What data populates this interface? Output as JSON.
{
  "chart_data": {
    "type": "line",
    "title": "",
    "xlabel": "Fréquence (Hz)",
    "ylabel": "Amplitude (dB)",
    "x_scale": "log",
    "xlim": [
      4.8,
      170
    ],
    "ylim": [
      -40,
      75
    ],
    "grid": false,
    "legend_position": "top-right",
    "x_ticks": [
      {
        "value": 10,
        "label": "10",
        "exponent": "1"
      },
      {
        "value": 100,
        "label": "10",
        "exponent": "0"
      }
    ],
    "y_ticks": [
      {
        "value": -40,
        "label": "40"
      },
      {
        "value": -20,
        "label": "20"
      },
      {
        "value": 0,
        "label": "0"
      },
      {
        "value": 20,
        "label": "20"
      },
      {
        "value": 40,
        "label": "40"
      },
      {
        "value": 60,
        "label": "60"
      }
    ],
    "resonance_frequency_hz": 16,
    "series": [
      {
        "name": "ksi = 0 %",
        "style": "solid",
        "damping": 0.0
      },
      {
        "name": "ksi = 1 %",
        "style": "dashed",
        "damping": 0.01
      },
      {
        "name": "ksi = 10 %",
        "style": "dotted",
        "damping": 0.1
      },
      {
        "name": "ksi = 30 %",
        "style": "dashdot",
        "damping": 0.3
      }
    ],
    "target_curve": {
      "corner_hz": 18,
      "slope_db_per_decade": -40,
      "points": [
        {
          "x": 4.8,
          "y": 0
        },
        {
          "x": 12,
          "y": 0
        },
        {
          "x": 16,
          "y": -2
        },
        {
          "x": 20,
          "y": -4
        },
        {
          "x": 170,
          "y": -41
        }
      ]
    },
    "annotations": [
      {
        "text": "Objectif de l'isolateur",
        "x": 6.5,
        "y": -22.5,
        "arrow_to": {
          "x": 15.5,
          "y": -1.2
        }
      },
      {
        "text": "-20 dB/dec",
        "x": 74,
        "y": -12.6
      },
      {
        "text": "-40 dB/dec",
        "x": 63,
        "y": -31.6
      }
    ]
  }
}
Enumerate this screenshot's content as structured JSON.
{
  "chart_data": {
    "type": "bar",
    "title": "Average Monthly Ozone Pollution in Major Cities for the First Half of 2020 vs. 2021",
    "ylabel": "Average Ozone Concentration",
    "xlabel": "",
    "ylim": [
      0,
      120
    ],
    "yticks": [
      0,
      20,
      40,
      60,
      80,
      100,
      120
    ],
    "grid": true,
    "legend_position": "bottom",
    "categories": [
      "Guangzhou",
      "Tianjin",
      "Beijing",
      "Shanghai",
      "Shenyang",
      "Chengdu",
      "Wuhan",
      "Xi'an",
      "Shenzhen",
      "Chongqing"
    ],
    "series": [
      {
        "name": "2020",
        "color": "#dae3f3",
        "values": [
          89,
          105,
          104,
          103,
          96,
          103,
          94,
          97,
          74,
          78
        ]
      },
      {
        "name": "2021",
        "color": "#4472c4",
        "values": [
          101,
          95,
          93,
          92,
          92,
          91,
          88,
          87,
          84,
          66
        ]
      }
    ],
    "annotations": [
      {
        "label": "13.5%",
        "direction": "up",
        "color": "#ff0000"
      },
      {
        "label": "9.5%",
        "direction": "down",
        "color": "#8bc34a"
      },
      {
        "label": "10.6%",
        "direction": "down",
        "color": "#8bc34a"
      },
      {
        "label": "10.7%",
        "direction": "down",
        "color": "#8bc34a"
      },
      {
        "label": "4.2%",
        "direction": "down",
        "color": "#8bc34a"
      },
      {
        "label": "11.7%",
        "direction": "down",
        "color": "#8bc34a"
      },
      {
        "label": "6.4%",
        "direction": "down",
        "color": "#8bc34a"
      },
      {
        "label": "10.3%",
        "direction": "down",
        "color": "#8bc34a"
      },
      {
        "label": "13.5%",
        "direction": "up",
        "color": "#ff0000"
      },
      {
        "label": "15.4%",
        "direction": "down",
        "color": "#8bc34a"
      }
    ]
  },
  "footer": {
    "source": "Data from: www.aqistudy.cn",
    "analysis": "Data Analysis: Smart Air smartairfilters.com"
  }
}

────────────────

Print the records above in full, exactly.

# [Worked solution]
What data populates this interface? Output as JSON.
{
  "chart_data": {
    "type": "line",
    "title": "",
    "xlabel": "Fréquence (Hz)",
    "ylabel": "Amplitude (dB)",
    "x_scale": "log",
    "xlim": [
      4.8,
      170
    ],
    "ylim": [
      -40,
      75
    ],
    "grid": false,
    "legend_position": "top-right",
    "x_ticks": [
      {
        "value": 10,
        "label": "10",
        "exponent": "1"
      },
      {
        "value": 100,
        "label": "10",
        "exponent": "0"
      }
    ],
    "y_ticks": [
      {
        "value": -40,
        "label": "40"
      },
      {
        "value": -20,
        "label": "20"
      },
      {
        "value": 0,
        "label": "0"
      },
      {
        "value": 20,
        "label": "20"
      },
      {
        "value": 40,
        "label": "40"
      },
      {
        "value": 60,
        "label": "60"
      }
    ],
    "resonance_frequency_hz": 16,
    "series": [
      {
        "name": "ksi = 0 %",
        "style": "solid",
        "damping": 0.0
      },
      {
        "name": "ksi = 1 %",
        "style": "dashed",
        "damping": 0.01
      },
      {
        "name": "ksi = 10 %",
        "style": "dotted",
        "damping": 0.1
      },
      {
        "name": "ksi = 30 %",
        "style": "dashdot",
        "damping": 0.3
      }
    ],
    "target_curve": {
      "corner_hz": 18,
      "slope_db_per_decade": -40,
      "points": [
        {
          "x": 4.8,
          "y": 0
        },
        {
          "x": 12,
          "y": 0
        },
        {
          "x": 16,
          "y": -2
        },
        {
          "x": 20,
          "y": -4
        },
        {
          "x": 170,
          "y": -41
        }
      ]
    },
    "annotations": [
      {
        "text": "Objectif de l'isolateur",
        "x": 6.5,
        "y": -22.5,
        "arrow_to": {
          "x": 15.5,
          "y": -1.2
        }
      },
      {
        "text": "-20 dB/dec",
        "x": 74,
        "y": -12.6
      },
      {
        "text": "-40 dB/dec",
        "x": 63,
        "y": -31.6
      }
    ]
  }
}
Enumerate this screenshot's content as structured JSON.
{
  "chart_data": {
    "type": "bar",
    "title": "Average Monthly Ozone Pollution in Major Cities for the First Half of 2020 vs. 2021",
    "ylabel": "Average Ozone Concentration",
    "xlabel": "",
    "ylim": [
      0,
      120
    ],
    "yticks": [
      0,
      20,
      40,
      60,
      80,
      100,
      120
    ],
    "grid": true,
    "legend_position": "bottom",
    "categories": [
      "Guangzhou",
      "Tianjin",
      "Beijing",
      "Shanghai",
      "Shenyang",
      "Chengdu",
      "Wuhan",
      "Xi'an",
      "Shenzhen",
      "Chongqing"
    ],
    "series": [
      {
        "name": "2020",
        "color": "#dae3f3",
        "values": [
          89,
          105,
          104,
          103,
          96,
          103,
          94,
          97,
          74,
          78
        ]
      },
      {
        "name": "2021",
        "color": "#4472c4",
        "values": [
          101,
          95,
          93,
          92,
          92,
          91,
          88,
          87,
          84,
          66
        ]
      }
    ],
    "annotations": [
      {
        "label": "13.5%",
        "direction": "up",
        "color": "#ff0000"
      },
      {
        "label": "9.5%",
        "direction": "down",
        "color": "#8bc34a"
      },
      {
        "label": "10.6%",
        "direction": "down",
        "color": "#8bc34a"
      },
      {
        "label": "10.7%",
        "direction": "down",
        "color": "#8bc34a"
      },
      {
        "label": "4.2%",
        "direction": "down",
        "color": "#8bc34a"
      },
      {
        "label": "11.7%",
        "direction": "down",
        "color": "#8bc34a"
      },
      {
        "label": "6.4%",
        "direction": "down",
        "color": "#8bc34a"
      },
      {
        "label": "10.3%",
        "direction": "down",
        "color": "#8bc34a"
      },
      {
        "label": "13.5%",
        "direction": "up",
        "color": "#ff0000"
      },
      {
        "label": "15.4%",
        "direction": "down",
        "color": "#8bc34a"
      }
    ]
  },
  "footer": {
    "source": "Data from: www.aqistudy.cn",
    "analysis": "Data Analysis: Smart Air smartairfilters.com"
  }
}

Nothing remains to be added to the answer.